WRITTEN EXERCISE -
Search the data for the word "model" and copy every line that contains it.

● ● ● ● ● ● ●

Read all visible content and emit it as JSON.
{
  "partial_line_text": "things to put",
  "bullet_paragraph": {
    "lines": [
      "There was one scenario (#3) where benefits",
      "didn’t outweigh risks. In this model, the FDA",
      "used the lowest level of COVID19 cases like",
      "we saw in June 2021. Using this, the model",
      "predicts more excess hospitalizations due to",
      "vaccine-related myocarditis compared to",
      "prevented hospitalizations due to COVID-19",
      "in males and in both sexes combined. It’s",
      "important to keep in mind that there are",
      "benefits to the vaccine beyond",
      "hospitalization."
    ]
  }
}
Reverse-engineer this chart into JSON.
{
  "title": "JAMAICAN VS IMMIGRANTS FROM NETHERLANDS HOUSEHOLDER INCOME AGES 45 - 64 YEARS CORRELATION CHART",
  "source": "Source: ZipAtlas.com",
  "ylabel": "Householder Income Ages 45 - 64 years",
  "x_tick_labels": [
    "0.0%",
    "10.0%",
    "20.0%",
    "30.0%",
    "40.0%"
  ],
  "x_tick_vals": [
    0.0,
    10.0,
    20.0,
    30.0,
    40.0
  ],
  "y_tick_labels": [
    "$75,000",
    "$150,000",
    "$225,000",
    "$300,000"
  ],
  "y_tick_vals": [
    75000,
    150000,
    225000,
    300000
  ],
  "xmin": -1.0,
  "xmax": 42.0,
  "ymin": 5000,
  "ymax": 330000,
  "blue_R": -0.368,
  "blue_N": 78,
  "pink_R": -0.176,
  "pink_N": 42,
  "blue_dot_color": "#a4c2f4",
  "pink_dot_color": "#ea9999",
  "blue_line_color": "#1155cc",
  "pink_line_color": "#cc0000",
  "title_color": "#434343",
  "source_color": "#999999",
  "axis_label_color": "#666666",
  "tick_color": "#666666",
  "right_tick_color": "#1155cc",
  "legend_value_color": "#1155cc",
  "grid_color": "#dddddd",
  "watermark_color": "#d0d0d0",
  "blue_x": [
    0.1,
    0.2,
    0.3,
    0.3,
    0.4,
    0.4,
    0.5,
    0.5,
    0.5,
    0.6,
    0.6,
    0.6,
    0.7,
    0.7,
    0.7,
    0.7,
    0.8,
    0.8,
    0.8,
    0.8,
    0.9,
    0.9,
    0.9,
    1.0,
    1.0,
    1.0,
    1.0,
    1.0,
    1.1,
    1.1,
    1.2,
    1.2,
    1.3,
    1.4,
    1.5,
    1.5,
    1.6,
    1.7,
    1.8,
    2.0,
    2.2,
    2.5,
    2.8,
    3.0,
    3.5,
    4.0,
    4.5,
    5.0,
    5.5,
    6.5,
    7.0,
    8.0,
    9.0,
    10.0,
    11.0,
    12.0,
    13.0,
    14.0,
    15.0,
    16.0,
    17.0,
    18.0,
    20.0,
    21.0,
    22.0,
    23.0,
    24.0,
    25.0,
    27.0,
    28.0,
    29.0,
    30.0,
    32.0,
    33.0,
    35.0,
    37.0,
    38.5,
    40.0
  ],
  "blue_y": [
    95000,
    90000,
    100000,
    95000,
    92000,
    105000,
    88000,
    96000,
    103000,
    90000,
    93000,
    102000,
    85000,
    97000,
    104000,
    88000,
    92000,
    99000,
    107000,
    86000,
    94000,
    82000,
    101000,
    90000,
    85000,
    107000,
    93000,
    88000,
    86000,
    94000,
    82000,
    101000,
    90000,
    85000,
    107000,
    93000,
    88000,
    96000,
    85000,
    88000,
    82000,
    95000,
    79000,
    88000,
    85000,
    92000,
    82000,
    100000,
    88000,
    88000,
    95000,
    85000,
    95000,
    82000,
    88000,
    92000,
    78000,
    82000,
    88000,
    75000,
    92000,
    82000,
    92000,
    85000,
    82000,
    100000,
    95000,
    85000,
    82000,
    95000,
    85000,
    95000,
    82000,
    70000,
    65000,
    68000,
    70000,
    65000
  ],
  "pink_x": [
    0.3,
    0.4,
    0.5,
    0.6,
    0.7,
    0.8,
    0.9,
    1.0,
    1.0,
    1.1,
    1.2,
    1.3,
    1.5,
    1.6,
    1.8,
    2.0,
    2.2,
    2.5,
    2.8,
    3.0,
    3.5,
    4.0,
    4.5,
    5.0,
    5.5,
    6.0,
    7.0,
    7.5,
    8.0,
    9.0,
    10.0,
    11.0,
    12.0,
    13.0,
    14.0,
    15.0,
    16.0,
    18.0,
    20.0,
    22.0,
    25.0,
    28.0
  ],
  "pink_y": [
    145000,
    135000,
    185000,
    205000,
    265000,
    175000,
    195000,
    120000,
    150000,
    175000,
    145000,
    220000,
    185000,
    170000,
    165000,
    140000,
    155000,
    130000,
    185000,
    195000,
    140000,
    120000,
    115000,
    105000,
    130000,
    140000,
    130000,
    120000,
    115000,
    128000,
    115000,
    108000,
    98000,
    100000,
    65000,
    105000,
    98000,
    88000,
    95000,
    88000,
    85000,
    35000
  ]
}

● ● ● ● ● ● ●

OUTPUT OF THE TASK -
      "didn’t outweigh risks. In this model, the FDA",
      "we saw in June 2021. Using this, the model",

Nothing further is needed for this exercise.